> [DIRECTIONS FOR THIS TASK] Drop all images and give the records again exactly.

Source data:
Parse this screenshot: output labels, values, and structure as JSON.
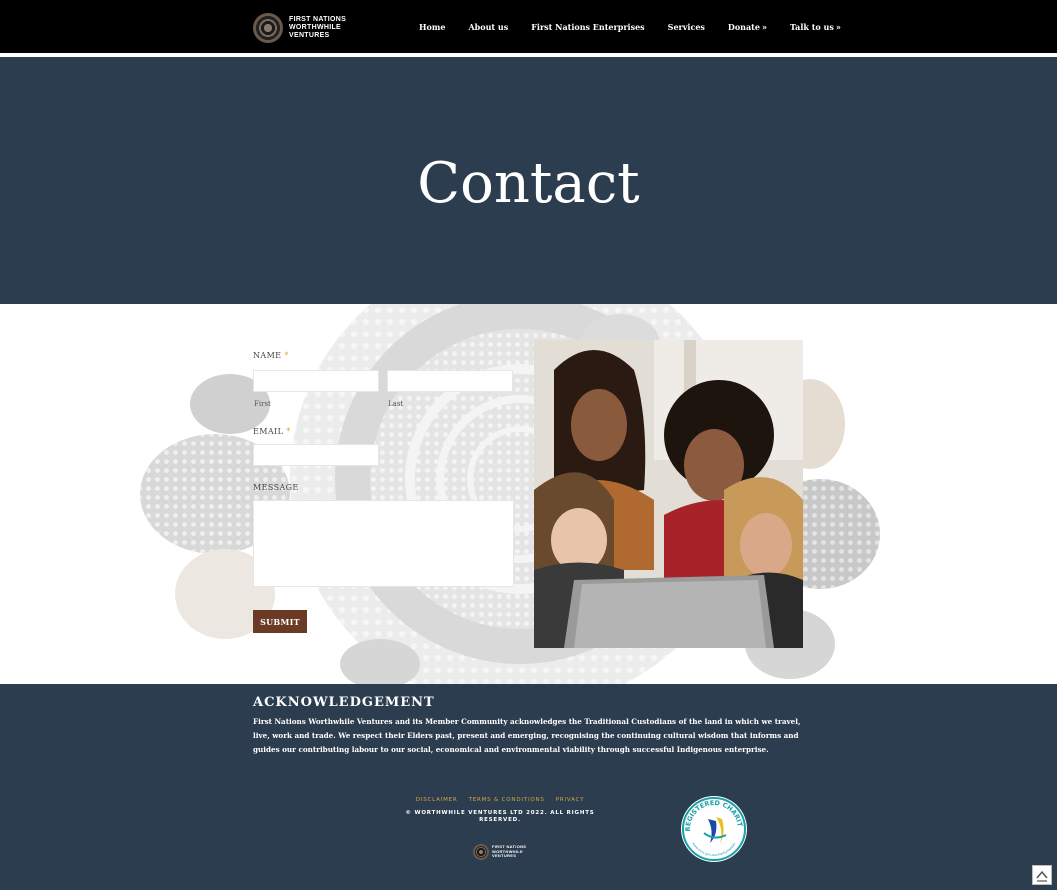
{
  "brand": {
    "line1": "FIRST NATIONS",
    "line2": "WORTHWHILE",
    "line3": "VENTURES"
  },
  "nav": {
    "items": [
      {
        "label": "Home",
        "dropdown": false
      },
      {
        "label": "About us",
        "dropdown": false
      },
      {
        "label": "First Nations Enterprises",
        "dropdown": false
      },
      {
        "label": "Services",
        "dropdown": false
      },
      {
        "label": "Donate",
        "dropdown": true
      },
      {
        "label": "Talk to us",
        "dropdown": true
      }
    ]
  },
  "hero": {
    "title": "Contact"
  },
  "form": {
    "name_label": "NAME",
    "email_label": "EMAIL",
    "message_label": "MESSAGE",
    "required_mark": "*",
    "first_sublabel": "First",
    "last_sublabel": "Last",
    "first_value": "",
    "last_value": "",
    "email_value": "",
    "message_value": "",
    "submit_label": "SUBMIT"
  },
  "footer": {
    "ack_title": "ACKNOWLEDGEMENT",
    "ack_text": "First Nations Worthwhile Ventures and its Member Community acknowledges the Traditional Custodians of the land in which we travel, live, work and trade. We respect their Elders past, present and emerging, recognising the continuing cultural wisdom that informs and guides our contributing labour to our social, economical and environmental viability through successful Indigenous enterprise.",
    "links": [
      "DISCLAIMER",
      "TERMS & CONDITIONS",
      "PRIVACY"
    ],
    "copyright": "© WORTHWHILE VENTURES LTD 2022. ALL RIGHTS RESERVED.",
    "charity_badge_top": "REGISTERED CHARITY",
    "charity_badge_bottom": "www.acnc.gov.au/charityregister"
  },
  "colors": {
    "navy": "#2c3d4f",
    "submit": "#6b3a24",
    "required": "#e0a020",
    "link_gold": "#d9a441"
  }
}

> [FULL SOLUTION]
Parse this screenshot: output labels, values, and structure as JSON.
{
  "brand": {
    "line1": "FIRST NATIONS",
    "line2": "WORTHWHILE",
    "line3": "VENTURES"
  },
  "nav": {
    "items": [
      {
        "label": "Home",
        "dropdown": false
      },
      {
        "label": "About us",
        "dropdown": false
      },
      {
        "label": "First Nations Enterprises",
        "dropdown": false
      },
      {
        "label": "Services",
        "dropdown": false
      },
      {
        "label": "Donate",
        "dropdown": true
      },
      {
        "label": "Talk to us",
        "dropdown": true
      }
    ]
  },
  "hero": {
    "title": "Contact"
  },
  "form": {
    "name_label": "NAME",
    "email_label": "EMAIL",
    "message_label": "MESSAGE",
    "required_mark": "*",
    "first_sublabel": "First",
    "last_sublabel": "Last",
    "first_value": "",
    "last_value": "",
    "email_value": "",
    "message_value": "",
    "submit_label": "SUBMIT"
  },
  "footer": {
    "ack_title": "ACKNOWLEDGEMENT",
    "ack_text": "First Nations Worthwhile Ventures and its Member Community acknowledges the Traditional Custodians of the land in which we travel, live, work and trade. We respect their Elders past, present and emerging, recognising the continuing cultural wisdom that informs and guides our contributing labour to our social, economical and environmental viability through successful Indigenous enterprise.",
    "links": [
      "DISCLAIMER",
      "TERMS & CONDITIONS",
      "PRIVACY"
    ],
    "copyright": "© WORTHWHILE VENTURES LTD 2022. ALL RIGHTS RESERVED.",
    "charity_badge_top": "REGISTERED CHARITY",
    "charity_badge_bottom": "www.acnc.gov.au/charityregister"
  },
  "colors": {
    "navy": "#2c3d4f",
    "submit": "#6b3a24",
    "required": "#e0a020",
    "link_gold": "#d9a441"
  }
}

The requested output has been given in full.